Problem requirements: Write every line of the material out exactly as shown.

____________________

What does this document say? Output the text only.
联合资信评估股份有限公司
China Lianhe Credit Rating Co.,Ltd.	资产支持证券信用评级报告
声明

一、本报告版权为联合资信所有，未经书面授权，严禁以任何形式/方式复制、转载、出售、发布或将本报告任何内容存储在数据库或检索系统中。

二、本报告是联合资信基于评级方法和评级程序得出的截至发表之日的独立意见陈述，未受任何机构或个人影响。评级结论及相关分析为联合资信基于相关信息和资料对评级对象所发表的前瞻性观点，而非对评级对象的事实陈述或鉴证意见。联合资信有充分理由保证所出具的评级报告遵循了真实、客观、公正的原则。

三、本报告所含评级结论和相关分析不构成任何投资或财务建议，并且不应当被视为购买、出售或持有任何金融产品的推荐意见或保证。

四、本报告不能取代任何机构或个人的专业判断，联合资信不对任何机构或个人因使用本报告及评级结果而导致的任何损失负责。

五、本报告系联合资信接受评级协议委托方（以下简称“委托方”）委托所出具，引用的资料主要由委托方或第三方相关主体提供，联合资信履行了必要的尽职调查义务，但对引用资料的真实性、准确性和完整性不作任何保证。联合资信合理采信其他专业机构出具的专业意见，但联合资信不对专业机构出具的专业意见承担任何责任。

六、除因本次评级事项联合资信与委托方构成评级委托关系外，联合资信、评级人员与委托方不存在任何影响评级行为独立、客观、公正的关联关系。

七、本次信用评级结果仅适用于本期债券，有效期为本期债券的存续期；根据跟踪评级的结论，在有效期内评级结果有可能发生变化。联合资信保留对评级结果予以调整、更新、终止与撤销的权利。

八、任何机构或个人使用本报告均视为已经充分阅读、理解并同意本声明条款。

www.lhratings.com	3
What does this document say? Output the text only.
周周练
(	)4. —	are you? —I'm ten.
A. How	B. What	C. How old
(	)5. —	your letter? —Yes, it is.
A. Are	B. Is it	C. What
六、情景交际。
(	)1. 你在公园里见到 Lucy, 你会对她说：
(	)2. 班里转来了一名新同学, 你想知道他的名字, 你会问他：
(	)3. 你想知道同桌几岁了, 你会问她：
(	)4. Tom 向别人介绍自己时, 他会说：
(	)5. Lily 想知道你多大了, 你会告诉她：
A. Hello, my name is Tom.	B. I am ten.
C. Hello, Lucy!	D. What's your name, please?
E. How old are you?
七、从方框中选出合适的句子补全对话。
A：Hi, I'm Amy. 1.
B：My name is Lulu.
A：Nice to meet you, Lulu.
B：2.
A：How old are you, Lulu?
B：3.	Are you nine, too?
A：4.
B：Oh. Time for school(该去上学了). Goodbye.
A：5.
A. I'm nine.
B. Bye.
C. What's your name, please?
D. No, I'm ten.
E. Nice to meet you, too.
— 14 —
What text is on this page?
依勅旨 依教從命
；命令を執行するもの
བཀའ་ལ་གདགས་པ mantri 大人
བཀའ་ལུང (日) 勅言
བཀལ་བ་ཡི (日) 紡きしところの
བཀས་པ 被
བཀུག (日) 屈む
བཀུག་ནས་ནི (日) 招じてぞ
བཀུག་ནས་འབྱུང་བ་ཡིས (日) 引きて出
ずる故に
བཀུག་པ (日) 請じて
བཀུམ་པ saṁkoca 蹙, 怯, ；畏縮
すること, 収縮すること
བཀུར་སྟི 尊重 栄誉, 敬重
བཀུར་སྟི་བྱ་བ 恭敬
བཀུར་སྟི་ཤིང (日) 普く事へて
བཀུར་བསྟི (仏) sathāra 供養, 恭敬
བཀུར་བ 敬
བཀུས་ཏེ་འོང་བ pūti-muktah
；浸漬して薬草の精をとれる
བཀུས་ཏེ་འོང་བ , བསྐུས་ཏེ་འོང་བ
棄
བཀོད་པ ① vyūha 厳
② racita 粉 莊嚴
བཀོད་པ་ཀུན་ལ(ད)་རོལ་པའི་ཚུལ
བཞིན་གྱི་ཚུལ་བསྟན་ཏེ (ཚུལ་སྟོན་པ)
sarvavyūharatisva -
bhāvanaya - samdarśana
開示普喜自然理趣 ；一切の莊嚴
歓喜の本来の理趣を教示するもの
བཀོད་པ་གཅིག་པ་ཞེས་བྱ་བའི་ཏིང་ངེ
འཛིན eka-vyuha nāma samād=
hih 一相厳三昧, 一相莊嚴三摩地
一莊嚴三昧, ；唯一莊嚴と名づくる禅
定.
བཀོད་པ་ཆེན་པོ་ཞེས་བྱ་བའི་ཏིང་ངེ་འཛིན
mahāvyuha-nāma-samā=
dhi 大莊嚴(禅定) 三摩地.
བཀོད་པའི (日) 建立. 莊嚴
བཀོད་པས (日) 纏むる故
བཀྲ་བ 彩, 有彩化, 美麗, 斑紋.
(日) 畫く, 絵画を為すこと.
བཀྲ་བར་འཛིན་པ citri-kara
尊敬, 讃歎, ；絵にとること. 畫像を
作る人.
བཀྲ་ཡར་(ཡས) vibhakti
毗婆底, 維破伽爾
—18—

____________________

Solution to this problem:
What does this document say? Output the text only.
联合资信评估股份有限公司
China Lianhe Credit Rating Co.,Ltd.	资产支持证券信用评级报告
声明

一、本报告版权为联合资信所有，未经书面授权，严禁以任何形式/方式复制、转载、出售、发布或将本报告任何内容存储在数据库或检索系统中。

二、本报告是联合资信基于评级方法和评级程序得出的截至发表之日的独立意见陈述，未受任何机构或个人影响。评级结论及相关分析为联合资信基于相关信息和资料对评级对象所发表的前瞻性观点，而非对评级对象的事实陈述或鉴证意见。联合资信有充分理由保证所出具的评级报告遵循了真实、客观、公正的原则。

三、本报告所含评级结论和相关分析不构成任何投资或财务建议，并且不应当被视为购买、出售或持有任何金融产品的推荐意见或保证。

四、本报告不能取代任何机构或个人的专业判断，联合资信不对任何机构或个人因使用本报告及评级结果而导致的任何损失负责。

五、本报告系联合资信接受评级协议委托方（以下简称“委托方”）委托所出具，引用的资料主要由委托方或第三方相关主体提供，联合资信履行了必要的尽职调查义务，但对引用资料的真实性、准确性和完整性不作任何保证。联合资信合理采信其他专业机构出具的专业意见，但联合资信不对专业机构出具的专业意见承担任何责任。

六、除因本次评级事项联合资信与委托方构成评级委托关系外，联合资信、评级人员与委托方不存在任何影响评级行为独立、客观、公正的关联关系。

七、本次信用评级结果仅适用于本期债券，有效期为本期债券的存续期；根据跟踪评级的结论，在有效期内评级结果有可能发生变化。联合资信保留对评级结果予以调整、更新、终止与撤销的权利。

八、任何机构或个人使用本报告均视为已经充分阅读、理解并同意本声明条款。

www.lhratings.com	3
What does this document say? Output the text only.
周周练
(	)4. —	are you? —I'm ten.
A. How	B. What	C. How old
(	)5. —	your letter? —Yes, it is.
A. Are	B. Is it	C. What
六、情景交际。
(	)1. 你在公园里见到 Lucy, 你会对她说：
(	)2. 班里转来了一名新同学, 你想知道他的名字, 你会问他：
(	)3. 你想知道同桌几岁了, 你会问她：
(	)4. Tom 向别人介绍自己时, 他会说：
(	)5. Lily 想知道你多大了, 你会告诉她：
A. Hello, my name is Tom.	B. I am ten.
C. Hello, Lucy!	D. What's your name, please?
E. How old are you?
七、从方框中选出合适的句子补全对话。
A：Hi, I'm Amy. 1.
B：My name is Lulu.
A：Nice to meet you, Lulu.
B：2.
A：How old are you, Lulu?
B：3.	Are you nine, too?
A：4.
B：Oh. Time for school(该去上学了). Goodbye.
A：5.
A. I'm nine.
B. Bye.
C. What's your name, please?
D. No, I'm ten.
E. Nice to meet you, too.
— 14 —
What text is on this page?
依勅旨 依教從命
；命令を執行するもの
བཀའ་ལ་གདགས་པ mantri 大人
བཀའ་ལུང (日) 勅言
བཀལ་བ་ཡི (日) 紡きしところの
བཀས་པ 被
བཀུག (日) 屈む
བཀུག་ནས་ནི (日) 招じてぞ
བཀུག་ནས་འབྱུང་བ་ཡིས (日) 引きて出
ずる故に
བཀུག་པ (日) 請じて
བཀུམ་པ saṁkoca 蹙, 怯, ；畏縮
すること, 収縮すること
བཀུར་སྟི 尊重 栄誉, 敬重
བཀུར་སྟི་བྱ་བ 恭敬
བཀུར་སྟི་ཤིང (日) 普く事へて
བཀུར་བསྟི (仏) sathāra 供養, 恭敬
བཀུར་བ 敬
བཀུས་ཏེ་འོང་བ pūti-muktah
；浸漬して薬草の精をとれる
བཀུས་ཏེ་འོང་བ , བསྐུས་ཏེ་འོང་བ
棄
བཀོད་པ ① vyūha 厳
② racita 粉 莊嚴
བཀོད་པ་ཀུན་ལ(ད)་རོལ་པའི་ཚུལ
བཞིན་གྱི་ཚུལ་བསྟན་ཏེ (ཚུལ་སྟོན་པ)
sarvavyūharatisva -
bhāvanaya - samdarśana
開示普喜自然理趣 ；一切の莊嚴
歓喜の本来の理趣を教示するもの
བཀོད་པ་གཅིག་པ་ཞེས་བྱ་བའི་ཏིང་ངེ
འཛིན eka-vyuha nāma samād=
hih 一相厳三昧, 一相莊嚴三摩地
一莊嚴三昧, ；唯一莊嚴と名づくる禅
定.
བཀོད་པ་ཆེན་པོ་ཞེས་བྱ་བའི་ཏིང་ངེ་འཛིན
mahāvyuha-nāma-samā=
dhi 大莊嚴(禅定) 三摩地.
བཀོད་པའི (日) 建立. 莊嚴
བཀོད་པས (日) 纏むる故
བཀྲ་བ 彩, 有彩化, 美麗, 斑紋.
(日) 畫く, 絵画を為すこと.
བཀྲ་བར་འཛིན་པ citri-kara
尊敬, 讃歎, ；絵にとること. 畫像を
作る人.
བཀྲ་ཡར་(ཡས) vibhakti
毗婆底, 維破伽爾
—18—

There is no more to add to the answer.